Set the listing down again exactly, please, apart from its pictures.

Dataset entries on figures:
------------------------------------

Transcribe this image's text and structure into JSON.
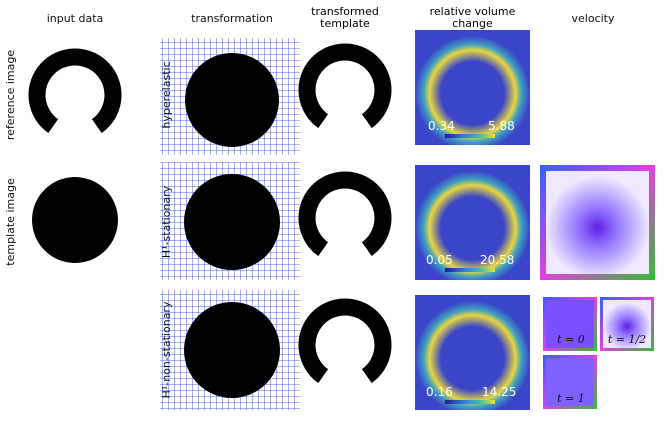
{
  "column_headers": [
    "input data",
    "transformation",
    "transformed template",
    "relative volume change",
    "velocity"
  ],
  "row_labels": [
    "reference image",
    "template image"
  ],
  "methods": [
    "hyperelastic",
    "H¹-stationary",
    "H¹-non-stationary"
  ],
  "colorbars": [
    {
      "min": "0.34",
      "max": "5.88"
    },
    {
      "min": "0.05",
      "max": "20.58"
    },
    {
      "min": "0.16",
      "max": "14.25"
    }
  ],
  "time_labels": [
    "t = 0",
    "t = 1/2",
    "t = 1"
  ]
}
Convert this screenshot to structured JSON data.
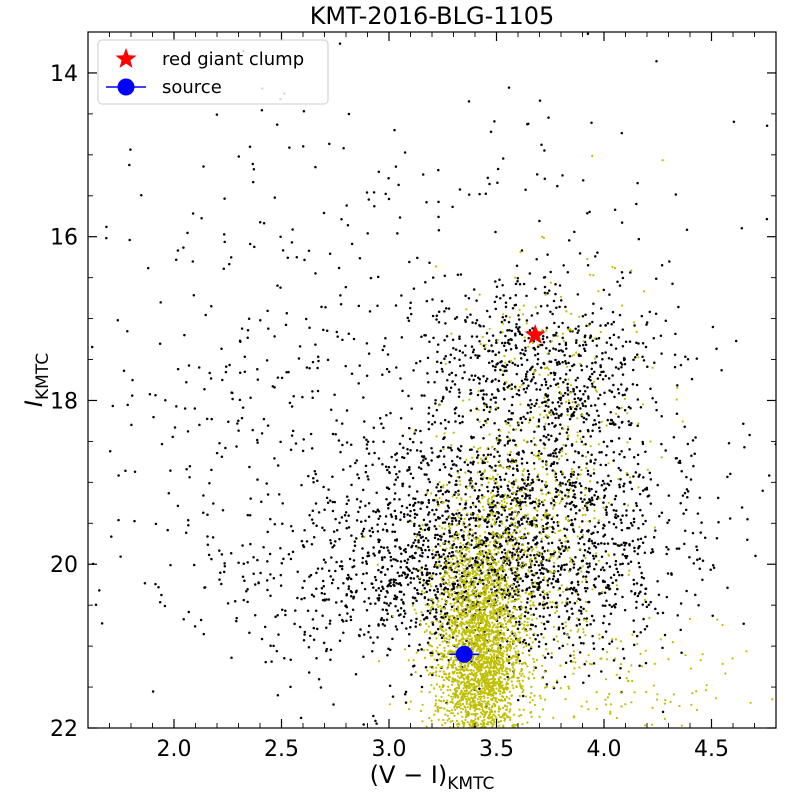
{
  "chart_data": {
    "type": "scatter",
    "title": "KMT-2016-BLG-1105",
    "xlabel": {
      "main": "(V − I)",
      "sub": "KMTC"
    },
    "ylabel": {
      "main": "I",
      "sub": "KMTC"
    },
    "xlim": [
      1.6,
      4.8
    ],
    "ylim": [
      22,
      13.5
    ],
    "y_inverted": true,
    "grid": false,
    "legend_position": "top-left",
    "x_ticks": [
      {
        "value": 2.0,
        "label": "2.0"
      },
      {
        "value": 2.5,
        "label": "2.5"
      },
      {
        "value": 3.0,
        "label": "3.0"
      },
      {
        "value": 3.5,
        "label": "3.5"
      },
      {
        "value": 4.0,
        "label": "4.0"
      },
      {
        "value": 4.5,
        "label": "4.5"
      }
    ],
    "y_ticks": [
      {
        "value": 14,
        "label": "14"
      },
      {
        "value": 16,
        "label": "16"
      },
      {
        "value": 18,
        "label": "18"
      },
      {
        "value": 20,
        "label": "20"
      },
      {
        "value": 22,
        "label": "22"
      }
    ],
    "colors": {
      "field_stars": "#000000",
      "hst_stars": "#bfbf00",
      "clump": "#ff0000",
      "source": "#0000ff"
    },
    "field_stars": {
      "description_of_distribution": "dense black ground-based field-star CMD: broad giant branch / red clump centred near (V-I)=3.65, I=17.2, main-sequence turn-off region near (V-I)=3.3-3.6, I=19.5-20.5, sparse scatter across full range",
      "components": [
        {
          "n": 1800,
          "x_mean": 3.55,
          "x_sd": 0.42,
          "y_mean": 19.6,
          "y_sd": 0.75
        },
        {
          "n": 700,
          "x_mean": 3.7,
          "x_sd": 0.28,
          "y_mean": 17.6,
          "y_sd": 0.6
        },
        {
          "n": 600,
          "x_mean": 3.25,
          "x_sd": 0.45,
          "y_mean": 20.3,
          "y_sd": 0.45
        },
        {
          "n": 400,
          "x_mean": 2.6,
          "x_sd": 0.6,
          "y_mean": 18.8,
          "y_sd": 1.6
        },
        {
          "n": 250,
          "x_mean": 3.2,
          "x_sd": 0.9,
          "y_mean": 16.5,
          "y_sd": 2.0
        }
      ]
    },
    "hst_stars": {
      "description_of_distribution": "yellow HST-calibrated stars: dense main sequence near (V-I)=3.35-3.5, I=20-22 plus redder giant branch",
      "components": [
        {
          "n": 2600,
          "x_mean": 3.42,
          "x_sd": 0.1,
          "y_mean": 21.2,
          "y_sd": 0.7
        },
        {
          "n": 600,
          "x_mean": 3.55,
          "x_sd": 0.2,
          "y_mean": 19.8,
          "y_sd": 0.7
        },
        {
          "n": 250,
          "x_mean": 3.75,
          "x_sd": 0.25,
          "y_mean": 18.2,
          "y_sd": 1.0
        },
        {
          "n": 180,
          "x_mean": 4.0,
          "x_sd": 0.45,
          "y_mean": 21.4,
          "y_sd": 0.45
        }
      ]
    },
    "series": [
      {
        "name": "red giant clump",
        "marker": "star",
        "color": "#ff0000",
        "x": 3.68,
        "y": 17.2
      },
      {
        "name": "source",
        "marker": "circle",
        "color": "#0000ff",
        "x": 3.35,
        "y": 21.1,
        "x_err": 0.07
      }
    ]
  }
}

------------------------------------

*FINISHED ANSWER:*
Transcribe this image's text and structure into JSON.
{
  "column_headers": [
    "input data",
    "transformation",
    "transformed template",
    "relative volume change",
    "velocity"
  ],
  "row_labels": [
    "reference image",
    "template image"
  ],
  "methods": [
    "hyperelastic",
    "H¹-stationary",
    "H¹-non-stationary"
  ],
  "colorbars": [
    {
      "min": "0.34",
      "max": "5.88"
    },
    {
      "min": "0.05",
      "max": "20.58"
    },
    {
      "min": "0.16",
      "max": "14.25"
    }
  ],
  "time_labels": [
    "t = 0",
    "t = 1/2",
    "t = 1"
  ]
}
Convert this screenshot to structured JSON data.
{
  "chart_data": {
    "type": "scatter",
    "title": "KMT-2016-BLG-1105",
    "xlabel": {
      "main": "(V − I)",
      "sub": "KMTC"
    },
    "ylabel": {
      "main": "I",
      "sub": "KMTC"
    },
    "xlim": [
      1.6,
      4.8
    ],
    "ylim": [
      22,
      13.5
    ],
    "y_inverted": true,
    "grid": false,
    "legend_position": "top-left",
    "x_ticks": [
      {
        "value": 2.0,
        "label": "2.0"
      },
      {
        "value": 2.5,
        "label": "2.5"
      },
      {
        "value": 3.0,
        "label": "3.0"
      },
      {
        "value": 3.5,
        "label": "3.5"
      },
      {
        "value": 4.0,
        "label": "4.0"
      },
      {
        "value": 4.5,
        "label": "4.5"
      }
    ],
    "y_ticks": [
      {
        "value": 14,
        "label": "14"
      },
      {
        "value": 16,
        "label": "16"
      },
      {
        "value": 18,
        "label": "18"
      },
      {
        "value": 20,
        "label": "20"
      },
      {
        "value": 22,
        "label": "22"
      }
    ],
    "colors": {
      "field_stars": "#000000",
      "hst_stars": "#bfbf00",
      "clump": "#ff0000",
      "source": "#0000ff"
    },
    "field_stars": {
      "description_of_distribution": "dense black ground-based field-star CMD: broad giant branch / red clump centred near (V-I)=3.65, I=17.2, main-sequence turn-off region near (V-I)=3.3-3.6, I=19.5-20.5, sparse scatter across full range",
      "components": [
        {
          "n": 1800,
          "x_mean": 3.55,
          "x_sd": 0.42,
          "y_mean": 19.6,
          "y_sd": 0.75
        },
        {
          "n": 700,
          "x_mean": 3.7,
          "x_sd": 0.28,
          "y_mean": 17.6,
          "y_sd": 0.6
        },
        {
          "n": 600,
          "x_mean": 3.25,
          "x_sd": 0.45,
          "y_mean": 20.3,
          "y_sd": 0.45
        },
        {
          "n": 400,
          "x_mean": 2.6,
          "x_sd": 0.6,
          "y_mean": 18.8,
          "y_sd": 1.6
        },
        {
          "n": 250,
          "x_mean": 3.2,
          "x_sd": 0.9,
          "y_mean": 16.5,
          "y_sd": 2.0
        }
      ]
    },
    "hst_stars": {
      "description_of_distribution": "yellow HST-calibrated stars: dense main sequence near (V-I)=3.35-3.5, I=20-22 plus redder giant branch",
      "components": [
        {
          "n": 2600,
          "x_mean": 3.42,
          "x_sd": 0.1,
          "y_mean": 21.2,
          "y_sd": 0.7
        },
        {
          "n": 600,
          "x_mean": 3.55,
          "x_sd": 0.2,
          "y_mean": 19.8,
          "y_sd": 0.7
        },
        {
          "n": 250,
          "x_mean": 3.75,
          "x_sd": 0.25,
          "y_mean": 18.2,
          "y_sd": 1.0
        },
        {
          "n": 180,
          "x_mean": 4.0,
          "x_sd": 0.45,
          "y_mean": 21.4,
          "y_sd": 0.45
        }
      ]
    },
    "series": [
      {
        "name": "red giant clump",
        "marker": "star",
        "color": "#ff0000",
        "x": 3.68,
        "y": 17.2
      },
      {
        "name": "source",
        "marker": "circle",
        "color": "#0000ff",
        "x": 3.35,
        "y": 21.1,
        "x_err": 0.07
      }
    ]
  }
}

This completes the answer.